• _Instructions for the task_
Copy out every line that contains the word "name".

======== Records shown

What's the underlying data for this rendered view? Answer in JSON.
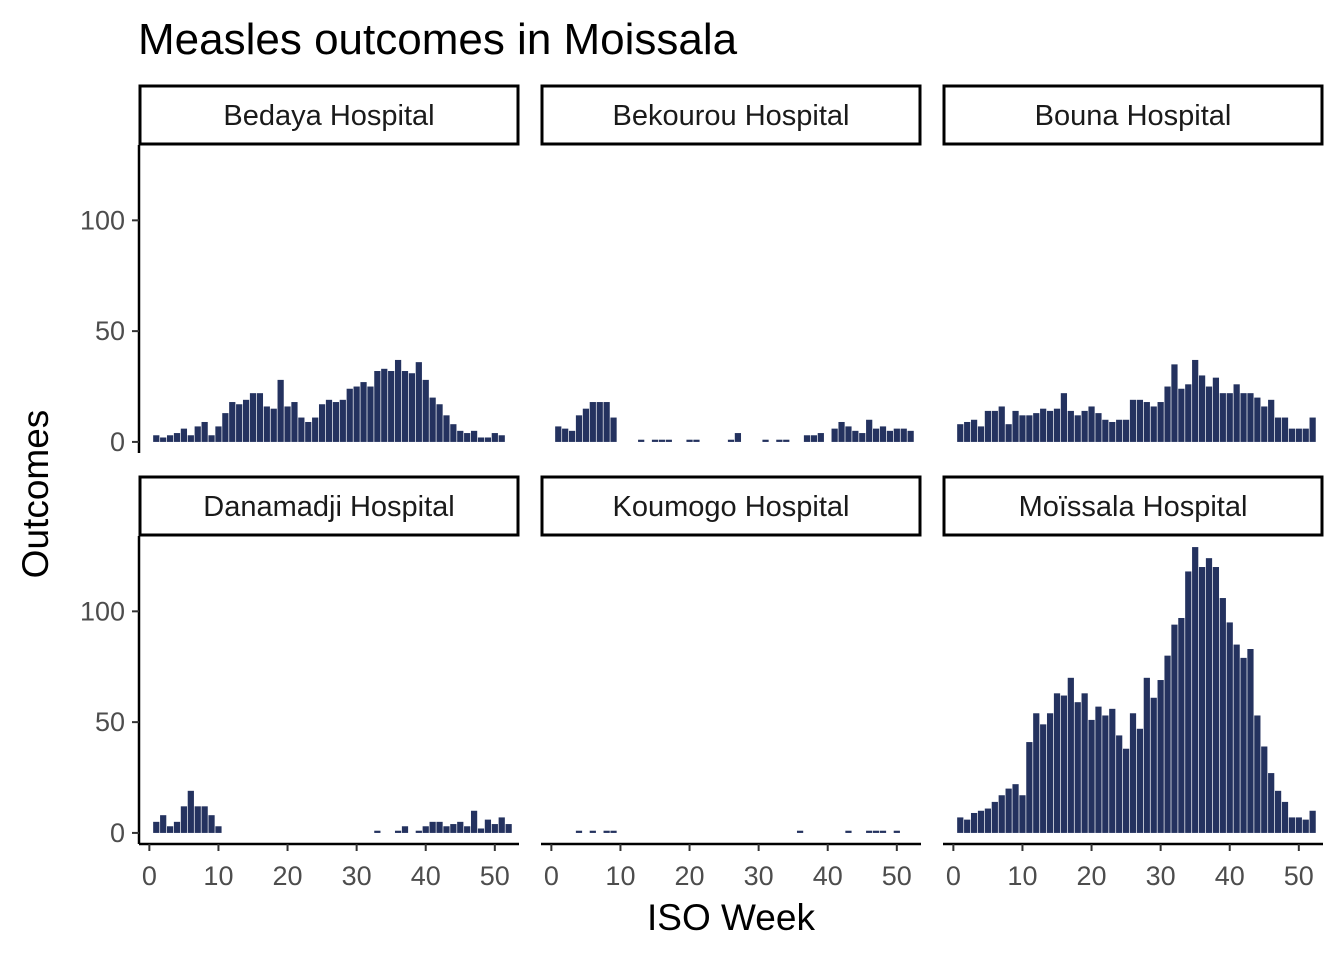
{
  "chart_data": {
    "type": "bar",
    "title": "Measles outcomes in Moissala",
    "xlabel": "ISO Week",
    "ylabel": "Outcomes",
    "xlim": [
      -1.5,
      53.5
    ],
    "ylim": [
      -5,
      134
    ],
    "x_ticks": [
      0,
      10,
      20,
      30,
      40,
      50
    ],
    "y_ticks": [
      0,
      50,
      100
    ],
    "bar_color": "#24325f",
    "grid": false,
    "weeks": [
      1,
      2,
      3,
      4,
      5,
      6,
      7,
      8,
      9,
      10,
      11,
      12,
      13,
      14,
      15,
      16,
      17,
      18,
      19,
      20,
      21,
      22,
      23,
      24,
      25,
      26,
      27,
      28,
      29,
      30,
      31,
      32,
      33,
      34,
      35,
      36,
      37,
      38,
      39,
      40,
      41,
      42,
      43,
      44,
      45,
      46,
      47,
      48,
      49,
      50,
      51,
      52
    ],
    "panels": [
      {
        "name": "Bedaya Hospital",
        "values": [
          3,
          2,
          3,
          4,
          6,
          3,
          7,
          9,
          3,
          7,
          13,
          18,
          17,
          19,
          22,
          22,
          16,
          15,
          28,
          16,
          18,
          11,
          9,
          11,
          17,
          19,
          18,
          19,
          24,
          25,
          27,
          25,
          32,
          33,
          32,
          37,
          32,
          31,
          36,
          28,
          20,
          17,
          12,
          8,
          5,
          4,
          5,
          2,
          2,
          4,
          3,
          0
        ]
      },
      {
        "name": "Bekourou Hospital",
        "values": [
          7,
          6,
          5,
          12,
          15,
          18,
          18,
          18,
          11,
          0,
          0,
          0,
          1,
          0,
          1,
          1,
          1,
          0,
          0,
          1,
          1,
          0,
          0,
          0,
          0,
          1,
          4,
          0,
          0,
          0,
          1,
          0,
          1,
          1,
          0,
          0,
          3,
          3,
          4,
          0,
          6,
          9,
          7,
          5,
          4,
          10,
          6,
          7,
          5,
          6,
          6,
          5
        ]
      },
      {
        "name": "Bouna Hospital",
        "values": [
          8,
          9,
          10,
          7,
          14,
          14,
          16,
          8,
          14,
          12,
          12,
          13,
          15,
          14,
          15,
          22,
          14,
          12,
          14,
          16,
          13,
          10,
          9,
          10,
          10,
          19,
          19,
          18,
          16,
          18,
          25,
          35,
          24,
          26,
          37,
          30,
          25,
          29,
          22,
          22,
          26,
          22,
          22,
          20,
          16,
          19,
          11,
          11,
          6,
          6,
          6,
          11
        ]
      },
      {
        "name": "Danamadji Hospital",
        "values": [
          5,
          8,
          3,
          5,
          12,
          19,
          12,
          12,
          8,
          3,
          0,
          0,
          0,
          0,
          0,
          0,
          0,
          0,
          0,
          0,
          0,
          0,
          0,
          0,
          0,
          0,
          0,
          0,
          0,
          0,
          0,
          0,
          1,
          0,
          0,
          1,
          3,
          0,
          1,
          3,
          5,
          5,
          3,
          4,
          5,
          3,
          10,
          2,
          6,
          4,
          7,
          4
        ]
      },
      {
        "name": "Koumogo Hospital",
        "values": [
          0,
          0,
          0,
          1,
          0,
          1,
          0,
          1,
          1,
          0,
          0,
          0,
          0,
          0,
          0,
          0,
          0,
          0,
          0,
          0,
          0,
          0,
          0,
          0,
          0,
          0,
          0,
          0,
          0,
          0,
          0,
          0,
          0,
          0,
          0,
          1,
          0,
          0,
          0,
          0,
          0,
          0,
          1,
          0,
          0,
          1,
          1,
          1,
          0,
          1,
          0,
          0
        ]
      },
      {
        "name": "Moïssala Hospital",
        "values": [
          7,
          6,
          9,
          10,
          11,
          14,
          17,
          20,
          22,
          17,
          41,
          54,
          49,
          54,
          63,
          62,
          70,
          59,
          63,
          51,
          57,
          53,
          56,
          44,
          38,
          54,
          47,
          70,
          61,
          69,
          80,
          94,
          97,
          118,
          129,
          120,
          124,
          120,
          106,
          95,
          85,
          79,
          83,
          53,
          39,
          27,
          19,
          14,
          7,
          7,
          6,
          10
        ]
      }
    ]
  }
}
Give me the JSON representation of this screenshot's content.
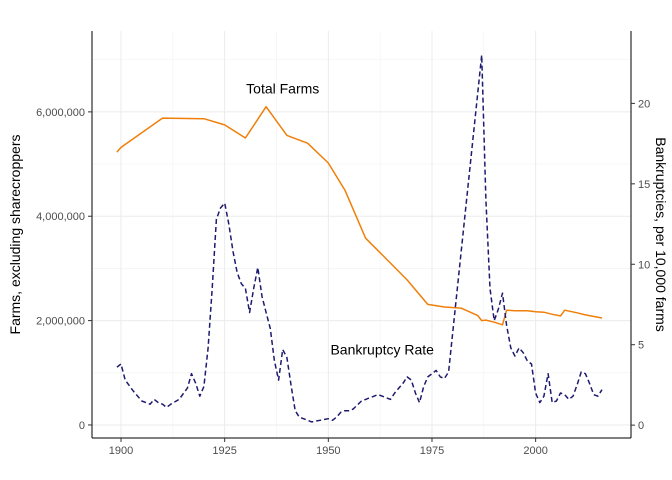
{
  "chart_data": {
    "type": "line",
    "title": "",
    "xlabel": "",
    "ylabel_left": "Farms, excluding sharecroppers",
    "ylabel_right": "Bankruptcies, per 10,000 farms",
    "xlim": [
      1893,
      2023
    ],
    "xticks": [
      1900,
      1925,
      1950,
      1975,
      2000
    ],
    "ylim_left": [
      -250000,
      7550000
    ],
    "yticks_left": [
      0,
      2000000,
      4000000,
      6000000
    ],
    "ytick_labels_left": [
      "0",
      "2,000,000",
      "4,000,000",
      "6,000,000"
    ],
    "ylim_right": [
      -0.8,
      24.5
    ],
    "yticks_right": [
      0,
      5,
      10,
      15,
      20
    ],
    "grid": true,
    "legend": "none",
    "annotations": [
      {
        "text": "Total Farms",
        "x": 1939,
        "y_left": 6450000
      },
      {
        "text": "Bankruptcy Rate",
        "x": 1963,
        "y_left": 1450000
      }
    ],
    "series": [
      {
        "axis": "left",
        "color": "#f07f0a",
        "dash": "solid",
        "x": [
          1899,
          1900,
          1910,
          1920,
          1925,
          1930,
          1935,
          1940,
          1945,
          1950,
          1954,
          1959,
          1964,
          1969,
          1974,
          1978,
          1982,
          1986,
          1987,
          1988,
          1990,
          1992,
          1993,
          1995,
          1998,
          2000,
          2002,
          2004,
          2006,
          2007,
          2010,
          2012,
          2016
        ],
        "y": [
          5230000,
          5320000,
          5880000,
          5870000,
          5750000,
          5500000,
          6100000,
          5550000,
          5400000,
          5020000,
          4500000,
          3580000,
          3180000,
          2780000,
          2310000,
          2260000,
          2240000,
          2100000,
          2000000,
          2010000,
          1970000,
          1920000,
          2200000,
          2190000,
          2190000,
          2170000,
          2160000,
          2120000,
          2090000,
          2200000,
          2150000,
          2110000,
          2050000
        ]
      },
      {
        "axis": "right",
        "color": "#1e1b6e",
        "dash": "dashed",
        "x": [
          1899,
          1900,
          1901,
          1903,
          1905,
          1906,
          1907,
          1908,
          1909,
          1910,
          1911,
          1912,
          1914,
          1916,
          1917,
          1918,
          1919,
          1920,
          1921,
          1922,
          1923,
          1924,
          1925,
          1926,
          1927,
          1928,
          1929,
          1930,
          1931,
          1932,
          1933,
          1934,
          1935,
          1936,
          1937,
          1938,
          1939,
          1940,
          1941,
          1942,
          1943,
          1944,
          1945,
          1946,
          1948,
          1950,
          1951,
          1952,
          1953,
          1954,
          1955,
          1956,
          1958,
          1960,
          1962,
          1964,
          1965,
          1966,
          1967,
          1968,
          1969,
          1970,
          1971,
          1972,
          1973,
          1974,
          1975,
          1976,
          1977,
          1978,
          1979,
          1987,
          1988,
          1989,
          1990,
          1991,
          1992,
          1993,
          1994,
          1995,
          1996,
          1997,
          1998,
          1999,
          2000,
          2001,
          2002,
          2003,
          2004,
          2005,
          2006,
          2007,
          2008,
          2009,
          2010,
          2011,
          2012,
          2013,
          2014,
          2015,
          2016
        ],
        "y": [
          3.6,
          3.8,
          2.8,
          2.1,
          1.5,
          1.4,
          1.3,
          1.6,
          1.4,
          1.3,
          1.1,
          1.3,
          1.6,
          2.3,
          3.2,
          2.6,
          1.8,
          2.4,
          4.8,
          8.5,
          12.8,
          13.5,
          13.8,
          12.5,
          10.8,
          9.5,
          8.8,
          8.5,
          7.0,
          8.5,
          9.8,
          8.0,
          7.0,
          6.0,
          4.0,
          2.8,
          4.7,
          4.2,
          2.5,
          0.9,
          0.5,
          0.4,
          0.3,
          0.2,
          0.3,
          0.4,
          0.3,
          0.5,
          0.8,
          0.9,
          0.9,
          1.0,
          1.5,
          1.7,
          1.9,
          1.7,
          1.6,
          2.0,
          2.3,
          2.6,
          3.0,
          2.8,
          2.0,
          1.4,
          2.4,
          3.0,
          3.2,
          3.4,
          3.0,
          2.9,
          3.3,
          23.0,
          14.0,
          8.5,
          6.5,
          7.2,
          8.2,
          6.2,
          4.8,
          4.3,
          4.8,
          4.5,
          4.0,
          3.8,
          2.0,
          1.4,
          1.8,
          3.2,
          1.4,
          1.5,
          2.0,
          1.9,
          1.6,
          1.8,
          2.5,
          3.3,
          3.2,
          2.6,
          1.9,
          1.8,
          2.2
        ]
      }
    ]
  }
}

================

• _Completed task_
        "name": "Bedaya Hospital",
        "name": "Bekourou Hospital",
        "name": "Bouna Hospital",
        "name": "Danamadji Hospital",
        "name": "Koumogo Hospital",
        "name": "Moïssala Hospital",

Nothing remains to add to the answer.